What you should do
With the pictures omitted, write out the entries that follow exactly as they stand.

Stored entries
---+---
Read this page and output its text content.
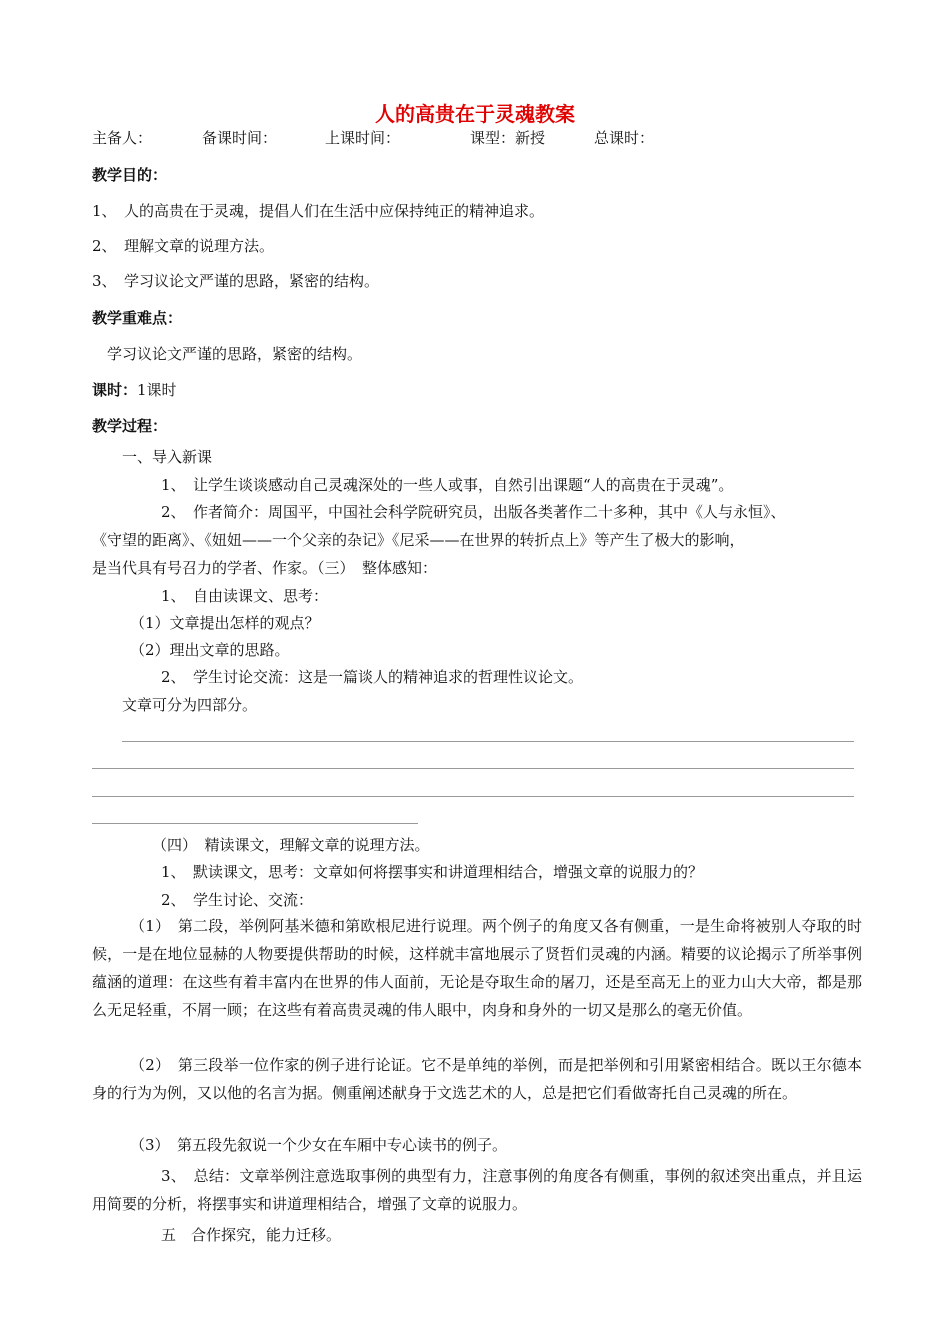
人的高贵在于灵魂教案
主备人：	备课时间：	上课时间：	课型：新授	总课时：
教学目的：
1、　人的高贵在于灵魂，提倡人们在生活中应保持纯正的精神追求。
2、　理解文章的说理方法。
3、　学习议论文严谨的思路，紧密的结构。
教学重难点：
学习议论文严谨的思路，紧密的结构。
课时：1课时
教学过程：
一、导入新课
1、　让学生谈谈感动自己灵魂深处的一些人或事，自然引出课题“人的高贵在于灵魂”。
2、　作者简介：周国平，中国社会科学院研究员，出版各类著作二十多种，其中《人与永恒》、
《守望的距离》、《妞妞——一个父亲的杂记》《尼采——在世界的转折点上》等产生了极大的影响，
是当代具有号召力的学者、作家。（三）　整体感知：
1、　自由读课文、思考：
（1）文章提出怎样的观点？
（2）理出文章的思路。
2、　学生讨论交流：这是一篇谈人的精神追求的哲理性议论文。
文章可分为四部分。
（四）　精读课文，理解文章的说理方法。
1、　默读课文，思考：文章如何将摆事实和讲道理相结合，增强文章的说服力的？
2、　学生讨论、交流：
（1）　第二段，举例阿基米德和第欧根尼进行说理。两个例子的角度又各有侧重，一是生命将被别人夺取的时候，一是在地位显赫的人物要提供帮助的时候，这样就丰富地展示了贤哲们灵魂的内涵。精要的议论揭示了所举事例蕴涵的道理：在这些有着丰富内在世界的伟人面前，无论是夺取生命的屠刀，还是至高无上的亚力山大大帝，都是那么无足轻重，不屑一顾；在这些有着高贵灵魂的伟人眼中，肉身和身外的一切又是那么的毫无价值。
（2）　第三段举一位作家的例子进行论证。它不是单纯的举例，而是把举例和引用紧密相结合。既以王尔德本身的行为为例，又以他的名言为据。侧重阐述献身于文选艺术的人，总是把它们看做寄托自己灵魂的所在。
（3）　第五段先叙说一个少女在车厢中专心读书的例子。
3、　总结：文章举例注意选取事例的典型有力，注意事例的角度各有侧重，事例的叙述突出重点，并且运用简要的分析，将摆事实和讲道理相结合，增强了文章的说服力。
五　合作探究，能力迁移。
---+---
The output
Read this page and output its text content.
人的高贵在于灵魂教案
主备人：	备课时间：	上课时间：	课型：新授	总课时：
教学目的：
1、　人的高贵在于灵魂，提倡人们在生活中应保持纯正的精神追求。
2、　理解文章的说理方法。
3、　学习议论文严谨的思路，紧密的结构。
教学重难点：
学习议论文严谨的思路，紧密的结构。
课时：1课时
教学过程：
一、导入新课
1、　让学生谈谈感动自己灵魂深处的一些人或事，自然引出课题“人的高贵在于灵魂”。
2、　作者简介：周国平，中国社会科学院研究员，出版各类著作二十多种，其中《人与永恒》、
《守望的距离》、《妞妞——一个父亲的杂记》《尼采——在世界的转折点上》等产生了极大的影响，
是当代具有号召力的学者、作家。（三）　整体感知：
1、　自由读课文、思考：
（1）文章提出怎样的观点？
（2）理出文章的思路。
2、　学生讨论交流：这是一篇谈人的精神追求的哲理性议论文。
文章可分为四部分。
（四）　精读课文，理解文章的说理方法。
1、　默读课文，思考：文章如何将摆事实和讲道理相结合，增强文章的说服力的？
2、　学生讨论、交流：
（1）　第二段，举例阿基米德和第欧根尼进行说理。两个例子的角度又各有侧重，一是生命将被别人夺取的时候，一是在地位显赫的人物要提供帮助的时候，这样就丰富地展示了贤哲们灵魂的内涵。精要的议论揭示了所举事例蕴涵的道理：在这些有着丰富内在世界的伟人面前，无论是夺取生命的屠刀，还是至高无上的亚力山大大帝，都是那么无足轻重，不屑一顾；在这些有着高贵灵魂的伟人眼中，肉身和身外的一切又是那么的毫无价值。
（2）　第三段举一位作家的例子进行论证。它不是单纯的举例，而是把举例和引用紧密相结合。既以王尔德本身的行为为例，又以他的名言为据。侧重阐述献身于文选艺术的人，总是把它们看做寄托自己灵魂的所在。
（3）　第五段先叙说一个少女在车厢中专心读书的例子。
3、　总结：文章举例注意选取事例的典型有力，注意事例的角度各有侧重，事例的叙述突出重点，并且运用简要的分析，将摆事实和讲道理相结合，增强了文章的说服力。
五　合作探究，能力迁移。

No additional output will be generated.